*Set task*: Each line of the material must be returned exactly.

*Given records*:
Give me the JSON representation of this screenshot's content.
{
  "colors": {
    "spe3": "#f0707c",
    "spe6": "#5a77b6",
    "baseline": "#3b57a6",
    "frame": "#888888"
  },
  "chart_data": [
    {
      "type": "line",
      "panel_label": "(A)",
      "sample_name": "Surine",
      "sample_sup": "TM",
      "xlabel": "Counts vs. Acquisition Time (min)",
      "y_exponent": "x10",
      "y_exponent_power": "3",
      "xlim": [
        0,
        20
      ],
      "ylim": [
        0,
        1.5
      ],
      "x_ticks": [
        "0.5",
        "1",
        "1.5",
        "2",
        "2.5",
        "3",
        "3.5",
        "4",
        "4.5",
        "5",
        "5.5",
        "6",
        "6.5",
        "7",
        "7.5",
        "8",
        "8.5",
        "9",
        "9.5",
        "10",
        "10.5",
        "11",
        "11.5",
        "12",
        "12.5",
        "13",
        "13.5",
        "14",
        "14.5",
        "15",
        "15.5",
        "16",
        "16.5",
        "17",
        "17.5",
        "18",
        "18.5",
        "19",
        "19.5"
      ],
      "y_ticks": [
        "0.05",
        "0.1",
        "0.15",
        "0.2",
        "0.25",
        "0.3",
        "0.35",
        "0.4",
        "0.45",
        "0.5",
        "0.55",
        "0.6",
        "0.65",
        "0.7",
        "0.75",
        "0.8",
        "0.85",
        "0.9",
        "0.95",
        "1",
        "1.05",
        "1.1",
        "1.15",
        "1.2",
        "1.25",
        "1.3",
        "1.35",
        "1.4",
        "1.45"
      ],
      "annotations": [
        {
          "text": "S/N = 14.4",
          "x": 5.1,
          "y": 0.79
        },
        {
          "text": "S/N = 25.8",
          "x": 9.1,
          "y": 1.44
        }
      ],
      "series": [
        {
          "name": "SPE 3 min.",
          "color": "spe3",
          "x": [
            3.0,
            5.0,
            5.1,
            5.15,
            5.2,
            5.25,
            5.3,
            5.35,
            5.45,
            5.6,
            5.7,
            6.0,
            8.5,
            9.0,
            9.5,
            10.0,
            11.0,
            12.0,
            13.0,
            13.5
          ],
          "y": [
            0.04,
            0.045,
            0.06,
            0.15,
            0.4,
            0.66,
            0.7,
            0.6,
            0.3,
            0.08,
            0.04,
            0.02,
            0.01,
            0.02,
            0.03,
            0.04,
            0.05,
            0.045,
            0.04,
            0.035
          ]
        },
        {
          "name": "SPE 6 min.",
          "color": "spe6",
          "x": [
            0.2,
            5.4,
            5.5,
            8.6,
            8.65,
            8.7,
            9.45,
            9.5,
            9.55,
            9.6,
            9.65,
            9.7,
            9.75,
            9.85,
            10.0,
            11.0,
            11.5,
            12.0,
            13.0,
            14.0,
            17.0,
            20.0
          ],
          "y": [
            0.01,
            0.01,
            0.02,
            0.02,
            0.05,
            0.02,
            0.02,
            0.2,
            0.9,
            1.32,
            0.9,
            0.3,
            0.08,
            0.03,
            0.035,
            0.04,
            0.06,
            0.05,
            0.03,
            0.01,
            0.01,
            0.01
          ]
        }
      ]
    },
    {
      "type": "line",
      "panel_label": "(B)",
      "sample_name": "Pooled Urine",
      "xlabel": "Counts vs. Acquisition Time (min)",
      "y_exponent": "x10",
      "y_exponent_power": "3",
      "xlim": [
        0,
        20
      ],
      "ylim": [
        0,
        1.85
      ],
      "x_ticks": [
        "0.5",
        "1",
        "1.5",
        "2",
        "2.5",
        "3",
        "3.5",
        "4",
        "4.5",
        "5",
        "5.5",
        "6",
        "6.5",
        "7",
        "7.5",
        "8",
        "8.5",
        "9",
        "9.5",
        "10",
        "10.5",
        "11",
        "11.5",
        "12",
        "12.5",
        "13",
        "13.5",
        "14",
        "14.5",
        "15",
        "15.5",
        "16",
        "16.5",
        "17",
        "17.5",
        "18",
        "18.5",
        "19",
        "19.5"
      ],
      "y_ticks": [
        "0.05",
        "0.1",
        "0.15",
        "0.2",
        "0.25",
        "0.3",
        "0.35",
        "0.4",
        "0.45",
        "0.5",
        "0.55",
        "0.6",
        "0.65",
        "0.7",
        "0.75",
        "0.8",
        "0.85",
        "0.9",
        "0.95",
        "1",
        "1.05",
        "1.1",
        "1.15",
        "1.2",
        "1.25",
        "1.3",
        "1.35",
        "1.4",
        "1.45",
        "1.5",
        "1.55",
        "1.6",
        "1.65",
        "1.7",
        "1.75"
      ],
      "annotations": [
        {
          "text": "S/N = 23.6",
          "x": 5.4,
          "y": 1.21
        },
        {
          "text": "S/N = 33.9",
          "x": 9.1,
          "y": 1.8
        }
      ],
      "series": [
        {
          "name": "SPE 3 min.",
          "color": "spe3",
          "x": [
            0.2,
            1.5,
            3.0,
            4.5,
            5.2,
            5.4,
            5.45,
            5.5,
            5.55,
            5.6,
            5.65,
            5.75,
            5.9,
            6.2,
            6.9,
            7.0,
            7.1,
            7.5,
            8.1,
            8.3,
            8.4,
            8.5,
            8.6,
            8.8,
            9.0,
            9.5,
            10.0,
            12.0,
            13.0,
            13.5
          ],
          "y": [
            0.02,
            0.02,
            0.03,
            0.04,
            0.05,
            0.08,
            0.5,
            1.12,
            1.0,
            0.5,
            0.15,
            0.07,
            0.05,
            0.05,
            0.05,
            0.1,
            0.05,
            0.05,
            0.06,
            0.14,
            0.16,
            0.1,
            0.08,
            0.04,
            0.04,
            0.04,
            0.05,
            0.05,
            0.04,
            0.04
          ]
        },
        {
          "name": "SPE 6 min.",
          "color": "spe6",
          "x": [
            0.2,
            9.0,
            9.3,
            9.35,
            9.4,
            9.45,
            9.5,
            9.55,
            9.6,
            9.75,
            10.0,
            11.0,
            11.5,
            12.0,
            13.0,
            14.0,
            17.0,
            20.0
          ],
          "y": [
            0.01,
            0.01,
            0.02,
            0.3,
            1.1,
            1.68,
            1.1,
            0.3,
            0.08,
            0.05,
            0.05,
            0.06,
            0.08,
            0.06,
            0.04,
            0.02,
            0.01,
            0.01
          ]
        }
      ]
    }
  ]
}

*Task answer*:
Give me the JSON representation of this screenshot's content.
{
  "colors": {
    "spe3": "#f0707c",
    "spe6": "#5a77b6",
    "baseline": "#3b57a6",
    "frame": "#888888"
  },
  "chart_data": [
    {
      "type": "line",
      "panel_label": "(A)",
      "sample_name": "Surine",
      "sample_sup": "TM",
      "xlabel": "Counts vs. Acquisition Time (min)",
      "y_exponent": "x10",
      "y_exponent_power": "3",
      "xlim": [
        0,
        20
      ],
      "ylim": [
        0,
        1.5
      ],
      "x_ticks": [
        "0.5",
        "1",
        "1.5",
        "2",
        "2.5",
        "3",
        "3.5",
        "4",
        "4.5",
        "5",
        "5.5",
        "6",
        "6.5",
        "7",
        "7.5",
        "8",
        "8.5",
        "9",
        "9.5",
        "10",
        "10.5",
        "11",
        "11.5",
        "12",
        "12.5",
        "13",
        "13.5",
        "14",
        "14.5",
        "15",
        "15.5",
        "16",
        "16.5",
        "17",
        "17.5",
        "18",
        "18.5",
        "19",
        "19.5"
      ],
      "y_ticks": [
        "0.05",
        "0.1",
        "0.15",
        "0.2",
        "0.25",
        "0.3",
        "0.35",
        "0.4",
        "0.45",
        "0.5",
        "0.55",
        "0.6",
        "0.65",
        "0.7",
        "0.75",
        "0.8",
        "0.85",
        "0.9",
        "0.95",
        "1",
        "1.05",
        "1.1",
        "1.15",
        "1.2",
        "1.25",
        "1.3",
        "1.35",
        "1.4",
        "1.45"
      ],
      "annotations": [
        {
          "text": "S/N = 14.4",
          "x": 5.1,
          "y": 0.79
        },
        {
          "text": "S/N = 25.8",
          "x": 9.1,
          "y": 1.44
        }
      ],
      "series": [
        {
          "name": "SPE 3 min.",
          "color": "spe3",
          "x": [
            3.0,
            5.0,
            5.1,
            5.15,
            5.2,
            5.25,
            5.3,
            5.35,
            5.45,
            5.6,
            5.7,
            6.0,
            8.5,
            9.0,
            9.5,
            10.0,
            11.0,
            12.0,
            13.0,
            13.5
          ],
          "y": [
            0.04,
            0.045,
            0.06,
            0.15,
            0.4,
            0.66,
            0.7,
            0.6,
            0.3,
            0.08,
            0.04,
            0.02,
            0.01,
            0.02,
            0.03,
            0.04,
            0.05,
            0.045,
            0.04,
            0.035
          ]
        },
        {
          "name": "SPE 6 min.",
          "color": "spe6",
          "x": [
            0.2,
            5.4,
            5.5,
            8.6,
            8.65,
            8.7,
            9.45,
            9.5,
            9.55,
            9.6,
            9.65,
            9.7,
            9.75,
            9.85,
            10.0,
            11.0,
            11.5,
            12.0,
            13.0,
            14.0,
            17.0,
            20.0
          ],
          "y": [
            0.01,
            0.01,
            0.02,
            0.02,
            0.05,
            0.02,
            0.02,
            0.2,
            0.9,
            1.32,
            0.9,
            0.3,
            0.08,
            0.03,
            0.035,
            0.04,
            0.06,
            0.05,
            0.03,
            0.01,
            0.01,
            0.01
          ]
        }
      ]
    },
    {
      "type": "line",
      "panel_label": "(B)",
      "sample_name": "Pooled Urine",
      "xlabel": "Counts vs. Acquisition Time (min)",
      "y_exponent": "x10",
      "y_exponent_power": "3",
      "xlim": [
        0,
        20
      ],
      "ylim": [
        0,
        1.85
      ],
      "x_ticks": [
        "0.5",
        "1",
        "1.5",
        "2",
        "2.5",
        "3",
        "3.5",
        "4",
        "4.5",
        "5",
        "5.5",
        "6",
        "6.5",
        "7",
        "7.5",
        "8",
        "8.5",
        "9",
        "9.5",
        "10",
        "10.5",
        "11",
        "11.5",
        "12",
        "12.5",
        "13",
        "13.5",
        "14",
        "14.5",
        "15",
        "15.5",
        "16",
        "16.5",
        "17",
        "17.5",
        "18",
        "18.5",
        "19",
        "19.5"
      ],
      "y_ticks": [
        "0.05",
        "0.1",
        "0.15",
        "0.2",
        "0.25",
        "0.3",
        "0.35",
        "0.4",
        "0.45",
        "0.5",
        "0.55",
        "0.6",
        "0.65",
        "0.7",
        "0.75",
        "0.8",
        "0.85",
        "0.9",
        "0.95",
        "1",
        "1.05",
        "1.1",
        "1.15",
        "1.2",
        "1.25",
        "1.3",
        "1.35",
        "1.4",
        "1.45",
        "1.5",
        "1.55",
        "1.6",
        "1.65",
        "1.7",
        "1.75"
      ],
      "annotations": [
        {
          "text": "S/N = 23.6",
          "x": 5.4,
          "y": 1.21
        },
        {
          "text": "S/N = 33.9",
          "x": 9.1,
          "y": 1.8
        }
      ],
      "series": [
        {
          "name": "SPE 3 min.",
          "color": "spe3",
          "x": [
            0.2,
            1.5,
            3.0,
            4.5,
            5.2,
            5.4,
            5.45,
            5.5,
            5.55,
            5.6,
            5.65,
            5.75,
            5.9,
            6.2,
            6.9,
            7.0,
            7.1,
            7.5,
            8.1,
            8.3,
            8.4,
            8.5,
            8.6,
            8.8,
            9.0,
            9.5,
            10.0,
            12.0,
            13.0,
            13.5
          ],
          "y": [
            0.02,
            0.02,
            0.03,
            0.04,
            0.05,
            0.08,
            0.5,
            1.12,
            1.0,
            0.5,
            0.15,
            0.07,
            0.05,
            0.05,
            0.05,
            0.1,
            0.05,
            0.05,
            0.06,
            0.14,
            0.16,
            0.1,
            0.08,
            0.04,
            0.04,
            0.04,
            0.05,
            0.05,
            0.04,
            0.04
          ]
        },
        {
          "name": "SPE 6 min.",
          "color": "spe6",
          "x": [
            0.2,
            9.0,
            9.3,
            9.35,
            9.4,
            9.45,
            9.5,
            9.55,
            9.6,
            9.75,
            10.0,
            11.0,
            11.5,
            12.0,
            13.0,
            14.0,
            17.0,
            20.0
          ],
          "y": [
            0.01,
            0.01,
            0.02,
            0.3,
            1.1,
            1.68,
            1.1,
            0.3,
            0.08,
            0.05,
            0.05,
            0.06,
            0.08,
            0.06,
            0.04,
            0.02,
            0.01,
            0.01
          ]
        }
      ]
    }
  ]
}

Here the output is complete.